__EXERCISE INSTRUCTIONS__. Repeat the listing in full. Nothing may be added or left out.

Excerpts from a figure dataset:

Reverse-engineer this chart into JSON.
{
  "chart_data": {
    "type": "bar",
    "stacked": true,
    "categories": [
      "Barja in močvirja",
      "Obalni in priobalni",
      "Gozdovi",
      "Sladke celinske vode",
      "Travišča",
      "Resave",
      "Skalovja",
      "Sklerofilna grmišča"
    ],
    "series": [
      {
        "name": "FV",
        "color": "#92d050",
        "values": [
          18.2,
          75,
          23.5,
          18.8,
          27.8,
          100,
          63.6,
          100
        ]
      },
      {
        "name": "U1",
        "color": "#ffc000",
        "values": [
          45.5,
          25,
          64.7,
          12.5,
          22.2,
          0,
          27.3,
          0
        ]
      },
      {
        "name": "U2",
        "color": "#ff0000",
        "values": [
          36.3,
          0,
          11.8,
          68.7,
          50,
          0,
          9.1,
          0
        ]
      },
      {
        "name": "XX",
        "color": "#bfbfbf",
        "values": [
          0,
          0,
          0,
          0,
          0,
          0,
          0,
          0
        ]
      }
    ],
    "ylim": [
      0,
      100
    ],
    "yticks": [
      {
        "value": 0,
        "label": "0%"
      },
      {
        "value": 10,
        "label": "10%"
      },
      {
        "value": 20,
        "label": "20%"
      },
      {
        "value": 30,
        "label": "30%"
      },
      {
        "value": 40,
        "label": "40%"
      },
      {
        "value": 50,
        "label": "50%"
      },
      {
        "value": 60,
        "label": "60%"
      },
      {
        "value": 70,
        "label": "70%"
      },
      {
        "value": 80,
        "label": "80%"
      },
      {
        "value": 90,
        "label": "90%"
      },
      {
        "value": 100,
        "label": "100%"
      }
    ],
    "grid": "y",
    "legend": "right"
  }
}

__WRITTEN SOLUTION__.
Reverse-engineer this chart into JSON.
{
  "chart_data": {
    "type": "bar",
    "stacked": true,
    "categories": [
      "Barja in močvirja",
      "Obalni in priobalni",
      "Gozdovi",
      "Sladke celinske vode",
      "Travišča",
      "Resave",
      "Skalovja",
      "Sklerofilna grmišča"
    ],
    "series": [
      {
        "name": "FV",
        "color": "#92d050",
        "values": [
          18.2,
          75,
          23.5,
          18.8,
          27.8,
          100,
          63.6,
          100
        ]
      },
      {
        "name": "U1",
        "color": "#ffc000",
        "values": [
          45.5,
          25,
          64.7,
          12.5,
          22.2,
          0,
          27.3,
          0
        ]
      },
      {
        "name": "U2",
        "color": "#ff0000",
        "values": [
          36.3,
          0,
          11.8,
          68.7,
          50,
          0,
          9.1,
          0
        ]
      },
      {
        "name": "XX",
        "color": "#bfbfbf",
        "values": [
          0,
          0,
          0,
          0,
          0,
          0,
          0,
          0
        ]
      }
    ],
    "ylim": [
      0,
      100
    ],
    "yticks": [
      {
        "value": 0,
        "label": "0%"
      },
      {
        "value": 10,
        "label": "10%"
      },
      {
        "value": 20,
        "label": "20%"
      },
      {
        "value": 30,
        "label": "30%"
      },
      {
        "value": 40,
        "label": "40%"
      },
      {
        "value": 50,
        "label": "50%"
      },
      {
        "value": 60,
        "label": "60%"
      },
      {
        "value": 70,
        "label": "70%"
      },
      {
        "value": 80,
        "label": "80%"
      },
      {
        "value": 90,
        "label": "90%"
      },
      {
        "value": 100,
        "label": "100%"
      }
    ],
    "grid": "y",
    "legend": "right"
  }
}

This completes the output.